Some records
- - - - -
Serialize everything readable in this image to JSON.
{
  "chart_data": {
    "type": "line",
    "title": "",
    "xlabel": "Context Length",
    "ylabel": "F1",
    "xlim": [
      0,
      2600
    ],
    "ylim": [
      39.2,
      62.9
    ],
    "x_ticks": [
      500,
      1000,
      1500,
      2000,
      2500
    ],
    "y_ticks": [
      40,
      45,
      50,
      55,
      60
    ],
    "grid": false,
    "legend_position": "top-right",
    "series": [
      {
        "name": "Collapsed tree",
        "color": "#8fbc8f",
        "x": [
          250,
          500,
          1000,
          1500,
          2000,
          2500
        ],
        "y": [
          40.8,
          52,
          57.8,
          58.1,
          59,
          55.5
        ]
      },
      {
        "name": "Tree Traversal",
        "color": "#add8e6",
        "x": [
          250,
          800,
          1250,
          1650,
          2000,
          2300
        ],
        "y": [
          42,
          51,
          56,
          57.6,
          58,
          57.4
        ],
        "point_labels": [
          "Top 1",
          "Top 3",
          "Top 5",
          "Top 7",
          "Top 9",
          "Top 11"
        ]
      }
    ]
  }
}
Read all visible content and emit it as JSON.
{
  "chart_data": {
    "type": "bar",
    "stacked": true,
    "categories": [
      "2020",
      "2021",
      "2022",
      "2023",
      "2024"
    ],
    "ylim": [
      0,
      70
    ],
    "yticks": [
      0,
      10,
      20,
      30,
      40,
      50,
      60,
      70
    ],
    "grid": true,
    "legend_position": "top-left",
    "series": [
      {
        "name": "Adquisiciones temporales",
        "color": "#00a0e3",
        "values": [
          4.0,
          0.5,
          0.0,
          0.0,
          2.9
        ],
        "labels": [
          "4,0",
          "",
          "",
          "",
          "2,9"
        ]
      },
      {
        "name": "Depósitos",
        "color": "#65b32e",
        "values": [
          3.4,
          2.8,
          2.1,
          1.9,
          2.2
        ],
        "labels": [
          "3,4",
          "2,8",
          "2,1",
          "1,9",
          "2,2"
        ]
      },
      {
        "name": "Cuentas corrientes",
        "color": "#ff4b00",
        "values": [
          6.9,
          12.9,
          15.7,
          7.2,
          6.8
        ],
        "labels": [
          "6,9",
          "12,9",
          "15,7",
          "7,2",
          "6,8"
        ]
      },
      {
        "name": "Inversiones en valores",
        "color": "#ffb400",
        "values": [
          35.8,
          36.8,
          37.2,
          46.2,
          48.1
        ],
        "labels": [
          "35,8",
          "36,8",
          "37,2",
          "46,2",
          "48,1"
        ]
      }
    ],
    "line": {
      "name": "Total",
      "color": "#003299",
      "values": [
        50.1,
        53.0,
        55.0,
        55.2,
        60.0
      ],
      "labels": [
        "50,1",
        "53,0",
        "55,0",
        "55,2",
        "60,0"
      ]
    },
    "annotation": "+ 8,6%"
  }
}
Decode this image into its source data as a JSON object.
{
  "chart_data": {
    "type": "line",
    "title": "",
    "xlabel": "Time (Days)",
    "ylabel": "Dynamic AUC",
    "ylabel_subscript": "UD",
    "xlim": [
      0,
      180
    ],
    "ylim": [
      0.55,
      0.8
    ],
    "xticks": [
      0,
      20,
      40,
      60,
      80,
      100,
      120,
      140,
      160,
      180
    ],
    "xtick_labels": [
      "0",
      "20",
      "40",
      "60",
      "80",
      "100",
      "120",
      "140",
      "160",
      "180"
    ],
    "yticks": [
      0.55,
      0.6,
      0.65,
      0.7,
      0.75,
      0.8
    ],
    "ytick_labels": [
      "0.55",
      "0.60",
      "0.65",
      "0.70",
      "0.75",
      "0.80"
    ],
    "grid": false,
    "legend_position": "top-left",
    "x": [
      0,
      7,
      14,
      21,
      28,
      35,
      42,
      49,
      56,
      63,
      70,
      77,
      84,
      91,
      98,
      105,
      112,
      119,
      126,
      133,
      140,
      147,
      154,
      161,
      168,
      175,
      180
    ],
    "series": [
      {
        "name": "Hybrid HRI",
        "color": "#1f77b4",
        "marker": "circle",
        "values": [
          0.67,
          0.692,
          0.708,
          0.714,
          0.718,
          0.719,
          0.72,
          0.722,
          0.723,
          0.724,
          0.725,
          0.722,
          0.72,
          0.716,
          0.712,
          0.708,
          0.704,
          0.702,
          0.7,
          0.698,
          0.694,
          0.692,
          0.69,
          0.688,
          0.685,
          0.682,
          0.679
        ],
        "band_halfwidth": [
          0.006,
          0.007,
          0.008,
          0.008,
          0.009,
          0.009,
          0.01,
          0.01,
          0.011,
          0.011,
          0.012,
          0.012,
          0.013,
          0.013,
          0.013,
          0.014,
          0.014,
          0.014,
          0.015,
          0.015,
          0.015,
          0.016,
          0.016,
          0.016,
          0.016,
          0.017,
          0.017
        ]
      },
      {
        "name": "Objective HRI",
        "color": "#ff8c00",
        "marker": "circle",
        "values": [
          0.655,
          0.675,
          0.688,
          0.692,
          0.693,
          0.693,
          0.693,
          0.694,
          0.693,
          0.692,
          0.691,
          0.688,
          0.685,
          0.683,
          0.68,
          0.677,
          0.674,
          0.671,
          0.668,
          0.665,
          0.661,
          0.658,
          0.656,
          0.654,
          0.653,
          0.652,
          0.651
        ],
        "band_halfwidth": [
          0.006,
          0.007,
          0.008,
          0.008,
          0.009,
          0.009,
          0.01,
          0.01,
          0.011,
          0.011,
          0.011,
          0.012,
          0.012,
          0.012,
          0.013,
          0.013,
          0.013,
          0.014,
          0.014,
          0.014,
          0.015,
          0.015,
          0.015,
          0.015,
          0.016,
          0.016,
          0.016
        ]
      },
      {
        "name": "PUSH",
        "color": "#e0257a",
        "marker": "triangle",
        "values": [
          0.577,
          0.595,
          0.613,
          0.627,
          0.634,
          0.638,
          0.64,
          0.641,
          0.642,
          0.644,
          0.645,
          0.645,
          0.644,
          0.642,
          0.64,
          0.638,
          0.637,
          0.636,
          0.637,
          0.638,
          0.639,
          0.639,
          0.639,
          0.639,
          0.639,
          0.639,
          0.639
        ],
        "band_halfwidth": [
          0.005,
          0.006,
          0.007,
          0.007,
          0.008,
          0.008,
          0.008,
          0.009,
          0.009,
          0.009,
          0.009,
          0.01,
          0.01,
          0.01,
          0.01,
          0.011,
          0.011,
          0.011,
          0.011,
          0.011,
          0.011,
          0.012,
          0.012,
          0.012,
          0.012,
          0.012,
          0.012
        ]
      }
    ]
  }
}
- - - - -
_THE REQUEST_
Each line in the material above must be retyped without alteration.

_WRITTEN RESPONSE_
Serialize everything readable in this image to JSON.
{
  "chart_data": {
    "type": "line",
    "title": "",
    "xlabel": "Context Length",
    "ylabel": "F1",
    "xlim": [
      0,
      2600
    ],
    "ylim": [
      39.2,
      62.9
    ],
    "x_ticks": [
      500,
      1000,
      1500,
      2000,
      2500
    ],
    "y_ticks": [
      40,
      45,
      50,
      55,
      60
    ],
    "grid": false,
    "legend_position": "top-right",
    "series": [
      {
        "name": "Collapsed tree",
        "color": "#8fbc8f",
        "x": [
          250,
          500,
          1000,
          1500,
          2000,
          2500
        ],
        "y": [
          40.8,
          52,
          57.8,
          58.1,
          59,
          55.5
        ]
      },
      {
        "name": "Tree Traversal",
        "color": "#add8e6",
        "x": [
          250,
          800,
          1250,
          1650,
          2000,
          2300
        ],
        "y": [
          42,
          51,
          56,
          57.6,
          58,
          57.4
        ],
        "point_labels": [
          "Top 1",
          "Top 3",
          "Top 5",
          "Top 7",
          "Top 9",
          "Top 11"
        ]
      }
    ]
  }
}
Read all visible content and emit it as JSON.
{
  "chart_data": {
    "type": "bar",
    "stacked": true,
    "categories": [
      "2020",
      "2021",
      "2022",
      "2023",
      "2024"
    ],
    "ylim": [
      0,
      70
    ],
    "yticks": [
      0,
      10,
      20,
      30,
      40,
      50,
      60,
      70
    ],
    "grid": true,
    "legend_position": "top-left",
    "series": [
      {
        "name": "Adquisiciones temporales",
        "color": "#00a0e3",
        "values": [
          4.0,
          0.5,
          0.0,
          0.0,
          2.9
        ],
        "labels": [
          "4,0",
          "",
          "",
          "",
          "2,9"
        ]
      },
      {
        "name": "Depósitos",
        "color": "#65b32e",
        "values": [
          3.4,
          2.8,
          2.1,
          1.9,
          2.2
        ],
        "labels": [
          "3,4",
          "2,8",
          "2,1",
          "1,9",
          "2,2"
        ]
      },
      {
        "name": "Cuentas corrientes",
        "color": "#ff4b00",
        "values": [
          6.9,
          12.9,
          15.7,
          7.2,
          6.8
        ],
        "labels": [
          "6,9",
          "12,9",
          "15,7",
          "7,2",
          "6,8"
        ]
      },
      {
        "name": "Inversiones en valores",
        "color": "#ffb400",
        "values": [
          35.8,
          36.8,
          37.2,
          46.2,
          48.1
        ],
        "labels": [
          "35,8",
          "36,8",
          "37,2",
          "46,2",
          "48,1"
        ]
      }
    ],
    "line": {
      "name": "Total",
      "color": "#003299",
      "values": [
        50.1,
        53.0,
        55.0,
        55.2,
        60.0
      ],
      "labels": [
        "50,1",
        "53,0",
        "55,0",
        "55,2",
        "60,0"
      ]
    },
    "annotation": "+ 8,6%"
  }
}
Decode this image into its source data as a JSON object.
{
  "chart_data": {
    "type": "line",
    "title": "",
    "xlabel": "Time (Days)",
    "ylabel": "Dynamic AUC",
    "ylabel_subscript": "UD",
    "xlim": [
      0,
      180
    ],
    "ylim": [
      0.55,
      0.8
    ],
    "xticks": [
      0,
      20,
      40,
      60,
      80,
      100,
      120,
      140,
      160,
      180
    ],
    "xtick_labels": [
      "0",
      "20",
      "40",
      "60",
      "80",
      "100",
      "120",
      "140",
      "160",
      "180"
    ],
    "yticks": [
      0.55,
      0.6,
      0.65,
      0.7,
      0.75,
      0.8
    ],
    "ytick_labels": [
      "0.55",
      "0.60",
      "0.65",
      "0.70",
      "0.75",
      "0.80"
    ],
    "grid": false,
    "legend_position": "top-left",
    "x": [
      0,
      7,
      14,
      21,
      28,
      35,
      42,
      49,
      56,
      63,
      70,
      77,
      84,
      91,
      98,
      105,
      112,
      119,
      126,
      133,
      140,
      147,
      154,
      161,
      168,
      175,
      180
    ],
    "series": [
      {
        "name": "Hybrid HRI",
        "color": "#1f77b4",
        "marker": "circle",
        "values": [
          0.67,
          0.692,
          0.708,
          0.714,
          0.718,
          0.719,
          0.72,
          0.722,
          0.723,
          0.724,
          0.725,
          0.722,
          0.72,
          0.716,
          0.712,
          0.708,
          0.704,
          0.702,
          0.7,
          0.698,
          0.694,
          0.692,
          0.69,
          0.688,
          0.685,
          0.682,
          0.679
        ],
        "band_halfwidth": [
          0.006,
          0.007,
          0.008,
          0.008,
          0.009,
          0.009,
          0.01,
          0.01,
          0.011,
          0.011,
          0.012,
          0.012,
          0.013,
          0.013,
          0.013,
          0.014,
          0.014,
          0.014,
          0.015,
          0.015,
          0.015,
          0.016,
          0.016,
          0.016,
          0.016,
          0.017,
          0.017
        ]
      },
      {
        "name": "Objective HRI",
        "color": "#ff8c00",
        "marker": "circle",
        "values": [
          0.655,
          0.675,
          0.688,
          0.692,
          0.693,
          0.693,
          0.693,
          0.694,
          0.693,
          0.692,
          0.691,
          0.688,
          0.685,
          0.683,
          0.68,
          0.677,
          0.674,
          0.671,
          0.668,
          0.665,
          0.661,
          0.658,
          0.656,
          0.654,
          0.653,
          0.652,
          0.651
        ],
        "band_halfwidth": [
          0.006,
          0.007,
          0.008,
          0.008,
          0.009,
          0.009,
          0.01,
          0.01,
          0.011,
          0.011,
          0.011,
          0.012,
          0.012,
          0.012,
          0.013,
          0.013,
          0.013,
          0.014,
          0.014,
          0.014,
          0.015,
          0.015,
          0.015,
          0.015,
          0.016,
          0.016,
          0.016
        ]
      },
      {
        "name": "PUSH",
        "color": "#e0257a",
        "marker": "triangle",
        "values": [
          0.577,
          0.595,
          0.613,
          0.627,
          0.634,
          0.638,
          0.64,
          0.641,
          0.642,
          0.644,
          0.645,
          0.645,
          0.644,
          0.642,
          0.64,
          0.638,
          0.637,
          0.636,
          0.637,
          0.638,
          0.639,
          0.639,
          0.639,
          0.639,
          0.639,
          0.639,
          0.639
        ],
        "band_halfwidth": [
          0.005,
          0.006,
          0.007,
          0.007,
          0.008,
          0.008,
          0.008,
          0.009,
          0.009,
          0.009,
          0.009,
          0.01,
          0.01,
          0.01,
          0.01,
          0.011,
          0.011,
          0.011,
          0.011,
          0.011,
          0.011,
          0.012,
          0.012,
          0.012,
          0.012,
          0.012,
          0.012
        ]
      }
    ]
  }
}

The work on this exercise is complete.